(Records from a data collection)
━━━━━━━━━━━━━━━━

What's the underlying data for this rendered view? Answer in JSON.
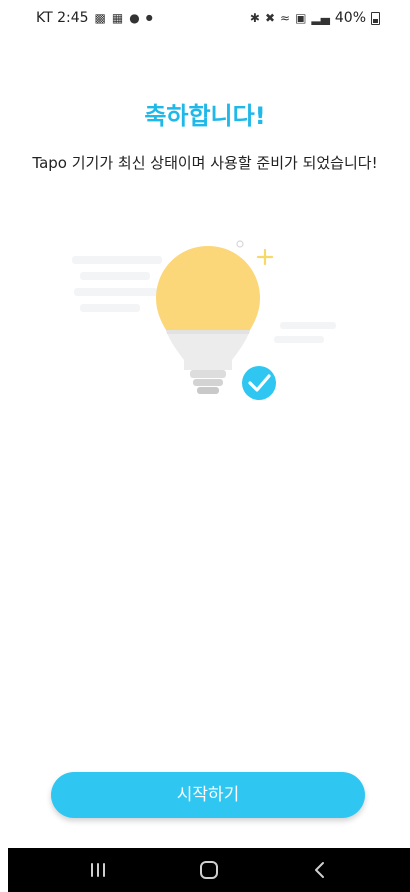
{
  "status_bar": {
    "carrier_time": "KT 2:45",
    "notification_icons": [
      "video-icon",
      "image-icon",
      "chat-icon",
      "dot-icon"
    ],
    "system_icons": [
      "bluetooth-icon",
      "mute-icon",
      "wifi-icon",
      "volte-icon",
      "signal-icon"
    ],
    "battery_text": "40%"
  },
  "title": "축하합니다!",
  "subtitle": "Tapo 기기가 최신 상태이며 사용할 준비가 되었습니다!",
  "illustration": {
    "icons": [
      "lightbulb-icon",
      "check-badge-icon",
      "sparkle-icon"
    ]
  },
  "start_button_label": "시작하기",
  "nav_bar": {
    "buttons": [
      "recents-icon",
      "home-icon",
      "back-icon"
    ]
  },
  "colors": {
    "accent": "#2fc6f2",
    "title": "#1fb8e8",
    "bulb_glow": "#fcd77a",
    "bulb_base": "#ececec"
  }
}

━━━━━━━━━━━━━━━━

Each entry shown above must be quoted exactly, with its pictures left out.

What's the underlying data for this rendered view? Answer in JSON.
{
  "status_bar": {
    "carrier_time": "KT 2:45",
    "notification_icons": [
      "video-icon",
      "image-icon",
      "chat-icon",
      "dot-icon"
    ],
    "system_icons": [
      "bluetooth-icon",
      "mute-icon",
      "wifi-icon",
      "volte-icon",
      "signal-icon"
    ],
    "battery_text": "40%"
  },
  "title": "축하합니다!",
  "subtitle": "Tapo 기기가 최신 상태이며 사용할 준비가 되었습니다!",
  "illustration": {
    "icons": [
      "lightbulb-icon",
      "check-badge-icon",
      "sparkle-icon"
    ]
  },
  "start_button_label": "시작하기",
  "nav_bar": {
    "buttons": [
      "recents-icon",
      "home-icon",
      "back-icon"
    ]
  },
  "colors": {
    "accent": "#2fc6f2",
    "title": "#1fb8e8",
    "bulb_glow": "#fcd77a",
    "bulb_base": "#ececec"
  }
}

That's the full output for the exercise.